Task details —
Only the lines from the one containing "Output the underlying" to the end of the entries should be written out, each exactly as it stands, both ends included.
+++ Input for this task
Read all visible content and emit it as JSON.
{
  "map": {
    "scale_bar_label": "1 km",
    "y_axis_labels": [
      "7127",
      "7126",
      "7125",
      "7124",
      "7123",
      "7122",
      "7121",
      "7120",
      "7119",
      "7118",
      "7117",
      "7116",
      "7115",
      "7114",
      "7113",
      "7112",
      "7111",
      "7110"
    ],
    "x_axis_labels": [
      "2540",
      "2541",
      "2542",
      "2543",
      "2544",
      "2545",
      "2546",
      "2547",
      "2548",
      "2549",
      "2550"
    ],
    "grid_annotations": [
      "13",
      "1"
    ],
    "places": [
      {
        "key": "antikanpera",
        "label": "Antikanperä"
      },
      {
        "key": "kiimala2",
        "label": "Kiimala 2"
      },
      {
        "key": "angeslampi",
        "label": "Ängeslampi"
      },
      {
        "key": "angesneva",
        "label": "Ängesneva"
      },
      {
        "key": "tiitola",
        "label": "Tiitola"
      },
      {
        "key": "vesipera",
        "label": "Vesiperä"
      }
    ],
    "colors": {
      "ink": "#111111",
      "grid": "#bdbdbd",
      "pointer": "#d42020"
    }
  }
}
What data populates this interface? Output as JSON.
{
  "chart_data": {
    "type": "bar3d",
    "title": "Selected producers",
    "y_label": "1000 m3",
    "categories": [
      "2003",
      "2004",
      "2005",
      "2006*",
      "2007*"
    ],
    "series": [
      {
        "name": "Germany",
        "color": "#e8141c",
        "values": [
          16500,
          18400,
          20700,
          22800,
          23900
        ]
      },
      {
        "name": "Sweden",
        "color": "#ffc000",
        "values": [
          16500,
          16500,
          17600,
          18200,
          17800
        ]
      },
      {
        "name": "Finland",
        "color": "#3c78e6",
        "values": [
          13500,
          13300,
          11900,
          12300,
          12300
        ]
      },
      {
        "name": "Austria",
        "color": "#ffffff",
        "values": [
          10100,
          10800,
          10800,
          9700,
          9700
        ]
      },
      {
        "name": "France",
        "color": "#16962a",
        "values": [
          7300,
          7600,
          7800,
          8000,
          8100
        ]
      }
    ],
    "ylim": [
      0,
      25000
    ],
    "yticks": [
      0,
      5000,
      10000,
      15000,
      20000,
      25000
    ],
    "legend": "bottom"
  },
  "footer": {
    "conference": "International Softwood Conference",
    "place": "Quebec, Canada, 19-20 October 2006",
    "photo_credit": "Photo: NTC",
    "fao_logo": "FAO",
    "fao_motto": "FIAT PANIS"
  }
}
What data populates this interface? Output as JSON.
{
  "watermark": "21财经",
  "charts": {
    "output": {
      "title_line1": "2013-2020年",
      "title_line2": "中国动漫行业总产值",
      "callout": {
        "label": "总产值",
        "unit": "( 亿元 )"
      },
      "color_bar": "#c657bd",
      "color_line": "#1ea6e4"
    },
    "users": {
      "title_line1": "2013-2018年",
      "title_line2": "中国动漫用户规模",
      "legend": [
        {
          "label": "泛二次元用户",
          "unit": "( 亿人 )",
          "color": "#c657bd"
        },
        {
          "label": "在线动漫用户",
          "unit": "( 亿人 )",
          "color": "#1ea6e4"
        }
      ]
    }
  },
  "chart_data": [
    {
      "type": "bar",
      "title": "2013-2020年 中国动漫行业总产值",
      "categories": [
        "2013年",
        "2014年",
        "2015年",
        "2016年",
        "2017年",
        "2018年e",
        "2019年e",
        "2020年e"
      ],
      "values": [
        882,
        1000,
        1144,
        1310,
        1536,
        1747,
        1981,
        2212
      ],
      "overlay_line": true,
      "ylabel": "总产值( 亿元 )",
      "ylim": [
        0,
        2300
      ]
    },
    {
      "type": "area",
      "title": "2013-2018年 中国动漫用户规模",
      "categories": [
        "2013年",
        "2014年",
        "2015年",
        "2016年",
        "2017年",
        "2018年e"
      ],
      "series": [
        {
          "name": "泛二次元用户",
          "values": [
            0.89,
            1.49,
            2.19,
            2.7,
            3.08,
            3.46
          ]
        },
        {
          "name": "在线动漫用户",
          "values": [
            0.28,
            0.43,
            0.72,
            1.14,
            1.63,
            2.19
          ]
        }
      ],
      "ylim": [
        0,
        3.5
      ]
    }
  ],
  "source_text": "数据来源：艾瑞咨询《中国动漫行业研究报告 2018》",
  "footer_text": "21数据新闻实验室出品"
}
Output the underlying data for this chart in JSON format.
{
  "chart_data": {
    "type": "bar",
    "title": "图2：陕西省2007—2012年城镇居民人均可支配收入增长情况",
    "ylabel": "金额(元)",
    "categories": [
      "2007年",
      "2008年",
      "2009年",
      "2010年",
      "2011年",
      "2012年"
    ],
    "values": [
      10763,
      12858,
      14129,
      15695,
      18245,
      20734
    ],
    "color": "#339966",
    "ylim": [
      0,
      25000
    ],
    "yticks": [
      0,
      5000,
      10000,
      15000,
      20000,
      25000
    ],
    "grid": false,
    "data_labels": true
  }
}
++++++
Response —
Output the underlying data for this chart in JSON format.
{
  "chart_data": {
    "type": "bar",
    "title": "图2：陕西省2007—2012年城镇居民人均可支配收入增长情况",
    "ylabel": "金额(元)",
    "categories": [
      "2007年",
      "2008年",
      "2009年",
      "2010年",
      "2011年",
      "2012年"
    ],
    "values": [
      10763,
      12858,
      14129,
      15695,
      18245,
      20734
    ],
    "color": "#339966",
    "ylim": [
      0,
      25000
    ],
    "yticks": [
      0,
      5000,
      10000,
      15000,
      20000,
      25000
    ],
    "grid": false,
    "data_labels": true
  }
}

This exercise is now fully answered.